- _WHAT IS NEEDED_: Reproduce the passage on Austrian infantry organization word for word, from its first line to its last.

═════ SOURCE TEXT

Austrian Organization for BAR: The organization of the Austrian infantry has been somewhat perplexing at times, with the size of the battalion ranging from as low as 512 men to as high as 840 men. Some of the army returns prior to the battle of Leuthen in 1757 indicate that the average battalion size before Leuthen was around 500 men. In BAR, we often use 600 men as the generic size of a battalion regardless of its nation. This is a good number to use for organizing wargame armies.

In Christopher Duffy's book "Instrument of War, The Austrian Army in the SYW", he states that the infantry battalion was subdivided into 16 Zuges. These, in turn, were organized into 8 half divisions and then into 4 grand divisions. Duffy indicates that the grand division had 128 privates, or 512 rank and file in the battalion. On pages 402-403 of the Duffy book, there is a diagram of the battalion in the field and I counted roughly 51 officers and other supernumeraries and 6 artillerists manning the battalion gun. So that gets us up to 569 men of all ranks. That is a far cry from the 840 men in the "official establishment" at the start of the SYW. I used 540 men as the standard for my Austrian organization: 4 grand divisions of 12 figures in 3 ranks, and one command stand of 6 figures (2 standards, 2 officers and 2 drummers).

══════════
═════ INFORMATION SUPPLIED

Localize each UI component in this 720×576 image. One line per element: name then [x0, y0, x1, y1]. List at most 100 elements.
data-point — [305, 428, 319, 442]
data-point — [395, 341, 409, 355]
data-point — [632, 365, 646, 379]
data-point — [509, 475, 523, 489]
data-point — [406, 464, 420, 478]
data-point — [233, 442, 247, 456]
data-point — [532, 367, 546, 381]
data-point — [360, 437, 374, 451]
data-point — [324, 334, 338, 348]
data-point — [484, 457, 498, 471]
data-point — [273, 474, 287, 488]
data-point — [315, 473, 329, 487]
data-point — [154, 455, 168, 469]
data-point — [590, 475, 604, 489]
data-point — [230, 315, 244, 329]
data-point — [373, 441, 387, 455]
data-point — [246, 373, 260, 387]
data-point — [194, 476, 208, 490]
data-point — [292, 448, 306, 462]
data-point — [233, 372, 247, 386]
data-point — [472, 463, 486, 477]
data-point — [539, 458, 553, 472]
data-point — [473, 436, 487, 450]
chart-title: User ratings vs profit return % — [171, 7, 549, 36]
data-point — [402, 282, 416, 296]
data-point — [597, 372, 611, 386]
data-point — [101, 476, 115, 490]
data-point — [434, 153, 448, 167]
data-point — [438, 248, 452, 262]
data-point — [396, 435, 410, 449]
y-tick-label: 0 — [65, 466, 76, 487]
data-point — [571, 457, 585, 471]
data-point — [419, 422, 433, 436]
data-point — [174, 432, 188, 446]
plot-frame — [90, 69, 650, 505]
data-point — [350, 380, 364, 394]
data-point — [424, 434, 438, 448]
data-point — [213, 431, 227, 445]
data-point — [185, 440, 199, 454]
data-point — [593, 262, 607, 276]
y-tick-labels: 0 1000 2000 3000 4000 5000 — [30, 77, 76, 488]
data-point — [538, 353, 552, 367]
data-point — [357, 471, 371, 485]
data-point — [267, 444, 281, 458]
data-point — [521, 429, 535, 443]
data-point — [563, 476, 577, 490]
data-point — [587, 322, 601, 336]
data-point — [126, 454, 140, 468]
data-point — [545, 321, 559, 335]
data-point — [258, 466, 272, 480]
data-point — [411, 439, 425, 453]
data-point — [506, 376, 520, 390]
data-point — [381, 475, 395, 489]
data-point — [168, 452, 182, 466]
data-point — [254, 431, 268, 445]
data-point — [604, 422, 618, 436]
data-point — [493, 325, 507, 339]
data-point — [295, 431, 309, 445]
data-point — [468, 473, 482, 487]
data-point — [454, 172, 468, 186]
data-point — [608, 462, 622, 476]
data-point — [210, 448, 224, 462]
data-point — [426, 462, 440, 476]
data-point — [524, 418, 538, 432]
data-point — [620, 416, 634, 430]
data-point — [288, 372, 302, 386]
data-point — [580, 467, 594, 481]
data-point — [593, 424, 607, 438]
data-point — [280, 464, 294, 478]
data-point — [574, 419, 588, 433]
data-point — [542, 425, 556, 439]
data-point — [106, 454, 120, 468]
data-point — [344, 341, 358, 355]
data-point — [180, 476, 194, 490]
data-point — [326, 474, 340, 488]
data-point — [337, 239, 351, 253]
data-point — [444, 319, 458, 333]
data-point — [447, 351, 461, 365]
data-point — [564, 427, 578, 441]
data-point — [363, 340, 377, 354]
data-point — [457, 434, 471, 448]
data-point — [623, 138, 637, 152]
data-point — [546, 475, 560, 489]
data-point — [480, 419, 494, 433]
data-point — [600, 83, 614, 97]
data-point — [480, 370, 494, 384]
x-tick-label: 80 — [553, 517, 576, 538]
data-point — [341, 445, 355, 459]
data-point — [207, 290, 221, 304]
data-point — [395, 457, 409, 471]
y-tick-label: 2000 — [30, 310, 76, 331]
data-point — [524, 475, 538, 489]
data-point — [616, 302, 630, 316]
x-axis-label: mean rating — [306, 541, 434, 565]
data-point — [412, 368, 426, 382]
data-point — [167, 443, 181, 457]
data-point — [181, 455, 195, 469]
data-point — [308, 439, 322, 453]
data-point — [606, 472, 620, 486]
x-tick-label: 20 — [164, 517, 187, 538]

══════════
═════ INFORMATION SUPPLIED

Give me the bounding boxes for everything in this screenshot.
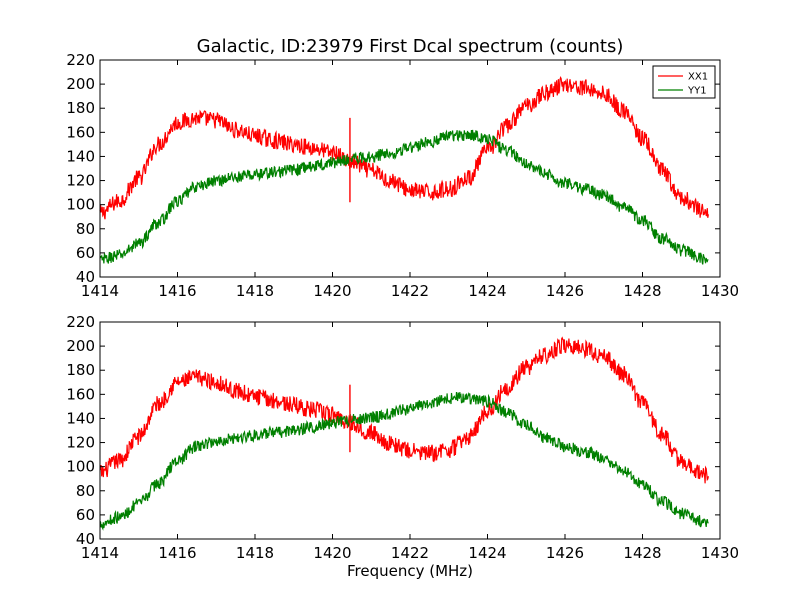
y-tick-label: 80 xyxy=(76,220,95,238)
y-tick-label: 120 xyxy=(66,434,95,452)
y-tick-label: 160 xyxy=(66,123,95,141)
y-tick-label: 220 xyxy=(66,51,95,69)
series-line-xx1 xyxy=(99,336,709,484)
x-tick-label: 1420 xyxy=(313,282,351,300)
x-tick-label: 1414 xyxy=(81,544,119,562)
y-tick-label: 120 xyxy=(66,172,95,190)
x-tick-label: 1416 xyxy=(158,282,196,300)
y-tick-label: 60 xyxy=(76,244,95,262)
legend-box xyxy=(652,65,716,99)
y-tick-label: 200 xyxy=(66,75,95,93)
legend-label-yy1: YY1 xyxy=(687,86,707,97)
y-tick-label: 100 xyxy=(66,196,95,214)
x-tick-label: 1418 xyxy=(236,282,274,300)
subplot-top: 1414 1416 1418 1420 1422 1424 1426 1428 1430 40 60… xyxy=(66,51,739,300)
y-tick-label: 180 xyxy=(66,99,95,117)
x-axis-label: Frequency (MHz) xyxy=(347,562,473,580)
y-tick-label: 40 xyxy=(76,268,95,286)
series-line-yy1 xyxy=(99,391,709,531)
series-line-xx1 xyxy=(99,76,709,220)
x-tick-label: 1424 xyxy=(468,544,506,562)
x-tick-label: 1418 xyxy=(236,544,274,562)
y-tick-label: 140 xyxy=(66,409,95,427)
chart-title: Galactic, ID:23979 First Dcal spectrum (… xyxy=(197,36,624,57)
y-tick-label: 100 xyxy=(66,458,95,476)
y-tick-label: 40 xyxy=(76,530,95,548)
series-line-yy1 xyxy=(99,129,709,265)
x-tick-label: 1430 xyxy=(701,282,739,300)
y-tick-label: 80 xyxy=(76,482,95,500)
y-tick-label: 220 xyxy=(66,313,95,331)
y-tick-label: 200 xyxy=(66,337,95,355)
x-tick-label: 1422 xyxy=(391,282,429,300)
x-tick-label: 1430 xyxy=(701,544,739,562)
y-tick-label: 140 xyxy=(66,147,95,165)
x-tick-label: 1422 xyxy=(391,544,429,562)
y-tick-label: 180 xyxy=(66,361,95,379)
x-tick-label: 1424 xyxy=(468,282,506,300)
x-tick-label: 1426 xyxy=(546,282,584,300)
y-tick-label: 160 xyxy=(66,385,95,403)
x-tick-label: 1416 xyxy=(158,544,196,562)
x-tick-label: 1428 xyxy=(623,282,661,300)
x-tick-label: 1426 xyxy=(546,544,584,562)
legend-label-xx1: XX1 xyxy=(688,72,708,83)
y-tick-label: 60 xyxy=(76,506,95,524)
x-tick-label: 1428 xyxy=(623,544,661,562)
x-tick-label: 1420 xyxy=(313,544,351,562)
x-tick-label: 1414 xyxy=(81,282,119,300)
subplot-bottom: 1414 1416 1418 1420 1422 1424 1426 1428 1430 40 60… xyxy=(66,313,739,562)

══════════

- _FINAL RESULT_:
Austrian Organization for BAR: The organization of the Austrian infantry has been somewhat perplexing at times, with the size of the battalion ranging from as low as 512 men to as high as 840 men. Some of the army returns prior to the battle of Leuthen in 1757 indicate that the average battalion size before Leuthen was around 500 men. In BAR, we often use 600 men as the generic size of a battalion regardless of its nation. This is a good number to use for organizing wargame armies.

In Christopher Duffy's book "Instrument of War, The Austrian Army in the SYW", he states that the infantry battalion was subdivided into 16 Zuges. These, in turn, were organized into 8 half divisions and then into 4 grand divisions. Duffy indicates that the grand division had 128 privates, or 512 rank and file in the battalion. On pages 402-403 of the Duffy book, there is a diagram of the battalion in the field and I counted roughly 51 officers and other supernumeraries and 6 artillerists manning the battalion gun. So that gets us up to 569 men of all ranks. That is a far cry from the 840 men in the "official establishment" at the start of the SYW. I used 540 men as the standard for my Austrian organization: 4 grand divisions of 12 figures in 3 ranks, and one command stand of 6 figures (2 standards, 2 officers and 2 drummers).